▶ **EXERCISE BRIEF**: Leave out the images; return the rest of the data exactly.

■ ■ ■ ■ ■ ■ ■

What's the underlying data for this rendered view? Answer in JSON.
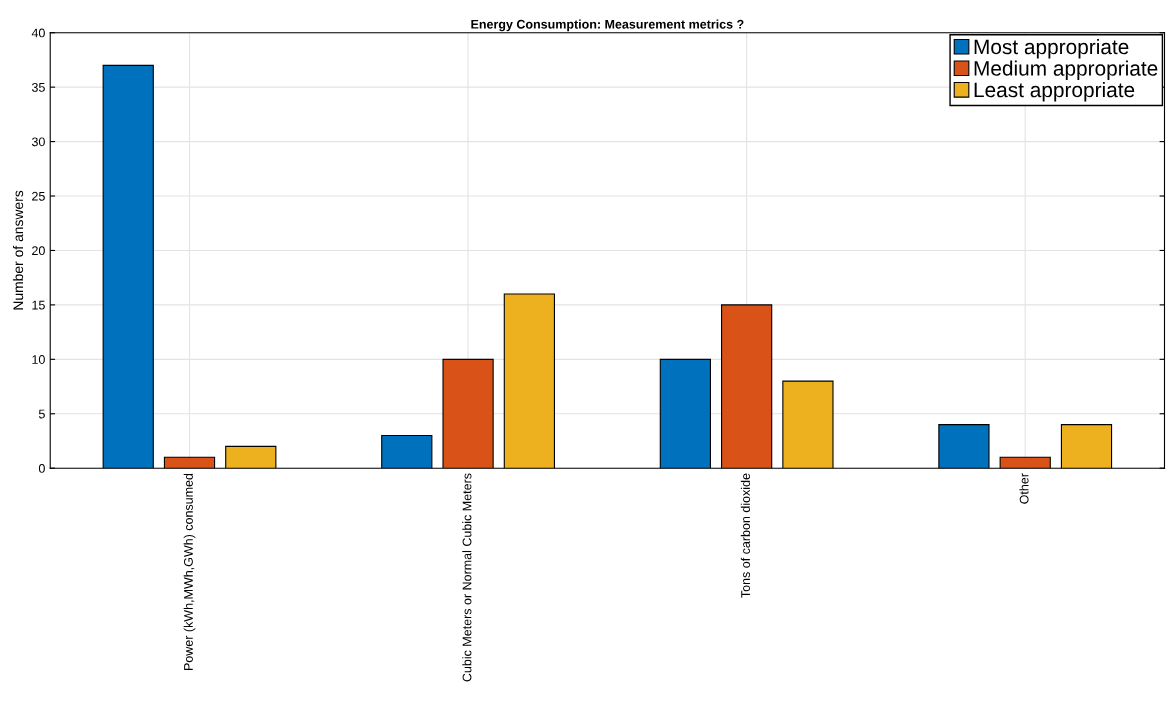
{
  "chart_data": {
    "type": "bar",
    "title": "Energy Consumption: Measurement metrics ?",
    "ylabel": "Number of answers",
    "categories": [
      "Power (kWh,MWh,GWh) consumed",
      "Cubic Meters or Normal Cubic Meters",
      "Tons of carbon dioxide",
      "Other"
    ],
    "series": [
      {
        "name": "Most appropriate",
        "color": "#0072bd",
        "values": [
          37,
          3,
          10,
          4
        ]
      },
      {
        "name": "Medium appropriate",
        "color": "#d95319",
        "values": [
          1,
          10,
          15,
          1
        ]
      },
      {
        "name": "Least appropriate",
        "color": "#edb120",
        "values": [
          2,
          16,
          8,
          4
        ]
      }
    ],
    "ylim": [
      0,
      40
    ],
    "yticks": [
      0,
      5,
      10,
      15,
      20,
      25,
      30,
      35,
      40
    ],
    "grid": true,
    "legend": "top right"
  }
}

■ ■ ■ ■ ■ ■ ■

▶ **FINAL ANSWER**:
What's the underlying data for this rendered view? Answer in JSON.
{
  "chart_data": {
    "type": "bar",
    "title": "Energy Consumption: Measurement metrics ?",
    "ylabel": "Number of answers",
    "categories": [
      "Power (kWh,MWh,GWh) consumed",
      "Cubic Meters or Normal Cubic Meters",
      "Tons of carbon dioxide",
      "Other"
    ],
    "series": [
      {
        "name": "Most appropriate",
        "color": "#0072bd",
        "values": [
          37,
          3,
          10,
          4
        ]
      },
      {
        "name": "Medium appropriate",
        "color": "#d95319",
        "values": [
          1,
          10,
          15,
          1
        ]
      },
      {
        "name": "Least appropriate",
        "color": "#edb120",
        "values": [
          2,
          16,
          8,
          4
        ]
      }
    ],
    "ylim": [
      0,
      40
    ],
    "yticks": [
      0,
      5,
      10,
      15,
      20,
      25,
      30,
      35,
      40
    ],
    "grid": true,
    "legend": "top right"
  }
}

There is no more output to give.